For each line that holds "time", copy the line out.

(Records from a data collection)
## start

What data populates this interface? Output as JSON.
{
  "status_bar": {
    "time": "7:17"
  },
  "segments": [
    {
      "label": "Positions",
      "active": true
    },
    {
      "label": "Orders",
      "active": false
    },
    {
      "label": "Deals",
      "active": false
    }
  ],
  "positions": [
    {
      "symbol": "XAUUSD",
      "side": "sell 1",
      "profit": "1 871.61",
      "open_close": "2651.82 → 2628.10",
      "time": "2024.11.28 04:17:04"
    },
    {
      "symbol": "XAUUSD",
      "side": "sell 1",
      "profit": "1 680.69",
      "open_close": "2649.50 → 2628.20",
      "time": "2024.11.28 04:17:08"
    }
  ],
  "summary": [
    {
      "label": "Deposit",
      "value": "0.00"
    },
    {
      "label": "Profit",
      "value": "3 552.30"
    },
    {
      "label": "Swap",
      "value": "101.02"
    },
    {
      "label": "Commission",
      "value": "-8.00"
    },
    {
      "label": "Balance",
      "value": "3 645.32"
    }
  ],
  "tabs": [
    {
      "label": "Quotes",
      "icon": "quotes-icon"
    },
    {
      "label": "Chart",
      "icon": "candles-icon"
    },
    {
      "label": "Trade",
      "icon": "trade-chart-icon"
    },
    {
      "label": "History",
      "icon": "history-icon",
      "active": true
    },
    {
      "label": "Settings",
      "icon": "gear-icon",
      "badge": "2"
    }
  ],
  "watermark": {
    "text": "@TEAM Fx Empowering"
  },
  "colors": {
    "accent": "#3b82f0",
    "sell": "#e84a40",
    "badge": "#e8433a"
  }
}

## end

Complete answer:
    "time": "7:17"
      "time": "2024.11.28 04:17:04"
      "time": "2024.11.28 04:17:08"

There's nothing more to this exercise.